→ DESCRIPTION OF THE TASK
Copy each line that contains the string "COVID".

Structured figure records:
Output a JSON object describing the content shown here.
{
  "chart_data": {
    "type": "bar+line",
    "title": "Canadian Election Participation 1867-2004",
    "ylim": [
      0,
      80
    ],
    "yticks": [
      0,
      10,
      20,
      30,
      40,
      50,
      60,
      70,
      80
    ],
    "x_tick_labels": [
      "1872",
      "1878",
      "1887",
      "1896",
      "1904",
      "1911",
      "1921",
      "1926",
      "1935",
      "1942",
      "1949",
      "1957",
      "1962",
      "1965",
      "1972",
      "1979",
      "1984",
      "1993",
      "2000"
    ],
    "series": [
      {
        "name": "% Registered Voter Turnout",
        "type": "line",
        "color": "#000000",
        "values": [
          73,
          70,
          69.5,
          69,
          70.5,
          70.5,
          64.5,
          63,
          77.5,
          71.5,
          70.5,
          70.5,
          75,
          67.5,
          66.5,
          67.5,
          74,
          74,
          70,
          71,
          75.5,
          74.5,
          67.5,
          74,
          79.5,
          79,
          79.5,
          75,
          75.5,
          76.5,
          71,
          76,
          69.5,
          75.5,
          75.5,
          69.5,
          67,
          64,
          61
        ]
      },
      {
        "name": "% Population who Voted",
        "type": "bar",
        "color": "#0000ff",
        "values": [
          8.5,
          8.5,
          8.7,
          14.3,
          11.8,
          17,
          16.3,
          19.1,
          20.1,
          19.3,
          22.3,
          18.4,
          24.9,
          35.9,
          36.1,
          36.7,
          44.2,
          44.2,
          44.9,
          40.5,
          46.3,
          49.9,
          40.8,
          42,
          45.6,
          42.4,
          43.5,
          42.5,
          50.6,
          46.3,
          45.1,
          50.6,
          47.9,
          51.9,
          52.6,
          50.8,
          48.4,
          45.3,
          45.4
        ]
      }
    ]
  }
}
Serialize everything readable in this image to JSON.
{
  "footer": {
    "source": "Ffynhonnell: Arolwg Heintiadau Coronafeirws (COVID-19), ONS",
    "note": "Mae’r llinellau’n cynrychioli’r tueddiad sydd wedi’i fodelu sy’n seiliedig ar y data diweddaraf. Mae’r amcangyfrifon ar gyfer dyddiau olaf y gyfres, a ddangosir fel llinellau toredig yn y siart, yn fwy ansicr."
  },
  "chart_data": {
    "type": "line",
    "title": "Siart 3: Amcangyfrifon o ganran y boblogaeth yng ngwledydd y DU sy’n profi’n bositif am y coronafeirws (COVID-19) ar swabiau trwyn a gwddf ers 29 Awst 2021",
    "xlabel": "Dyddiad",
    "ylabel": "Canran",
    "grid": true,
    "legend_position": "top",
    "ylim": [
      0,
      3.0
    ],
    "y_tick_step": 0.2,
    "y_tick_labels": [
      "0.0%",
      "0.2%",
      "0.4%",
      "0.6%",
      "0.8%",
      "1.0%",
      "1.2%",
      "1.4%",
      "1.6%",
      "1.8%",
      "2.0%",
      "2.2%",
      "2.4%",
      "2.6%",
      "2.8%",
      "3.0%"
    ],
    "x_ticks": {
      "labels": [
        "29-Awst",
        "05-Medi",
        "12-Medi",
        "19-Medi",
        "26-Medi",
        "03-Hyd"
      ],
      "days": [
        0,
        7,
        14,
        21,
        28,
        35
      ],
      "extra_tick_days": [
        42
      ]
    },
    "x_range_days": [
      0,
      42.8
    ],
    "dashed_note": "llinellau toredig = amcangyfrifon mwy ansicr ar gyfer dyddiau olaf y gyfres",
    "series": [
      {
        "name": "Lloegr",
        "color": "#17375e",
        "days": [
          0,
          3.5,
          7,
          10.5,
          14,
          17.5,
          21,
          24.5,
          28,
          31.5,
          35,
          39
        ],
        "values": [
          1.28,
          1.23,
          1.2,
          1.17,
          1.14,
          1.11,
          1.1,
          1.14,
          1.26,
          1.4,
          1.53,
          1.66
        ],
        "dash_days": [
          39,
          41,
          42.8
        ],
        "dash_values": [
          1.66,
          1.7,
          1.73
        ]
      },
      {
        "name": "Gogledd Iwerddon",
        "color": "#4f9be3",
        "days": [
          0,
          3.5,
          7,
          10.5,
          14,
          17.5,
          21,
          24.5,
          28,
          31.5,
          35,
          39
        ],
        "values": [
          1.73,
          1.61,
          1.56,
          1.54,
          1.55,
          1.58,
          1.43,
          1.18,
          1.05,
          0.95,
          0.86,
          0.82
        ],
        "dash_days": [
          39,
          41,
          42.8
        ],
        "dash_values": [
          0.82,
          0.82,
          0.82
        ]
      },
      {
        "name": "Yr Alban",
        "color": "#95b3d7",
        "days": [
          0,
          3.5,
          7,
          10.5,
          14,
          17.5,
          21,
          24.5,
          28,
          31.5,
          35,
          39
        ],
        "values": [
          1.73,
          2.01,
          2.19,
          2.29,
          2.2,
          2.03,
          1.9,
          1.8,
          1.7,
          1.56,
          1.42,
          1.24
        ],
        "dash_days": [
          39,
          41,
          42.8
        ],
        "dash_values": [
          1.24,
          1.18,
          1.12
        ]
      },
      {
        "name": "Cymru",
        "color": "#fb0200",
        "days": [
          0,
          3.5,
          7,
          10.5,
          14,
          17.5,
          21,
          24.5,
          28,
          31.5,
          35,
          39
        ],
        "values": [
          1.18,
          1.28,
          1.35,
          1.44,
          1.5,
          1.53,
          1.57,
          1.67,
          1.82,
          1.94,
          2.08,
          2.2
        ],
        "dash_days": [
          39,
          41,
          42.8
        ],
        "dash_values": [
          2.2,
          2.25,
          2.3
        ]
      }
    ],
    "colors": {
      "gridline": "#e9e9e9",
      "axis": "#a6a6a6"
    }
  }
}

→ TASK OUTPUT
    "source": "Ffynhonnell: Arolwg Heintiadau Coronafeirws (COVID-19), ONS",
    "title": "Siart 3: Amcangyfrifon o ganran y boblogaeth yng ngwledydd y DU sy’n profi’n bositif am y coronafeirws (COVID-19) ar swabiau trwyn a gwddf ers 29 Awst 2021",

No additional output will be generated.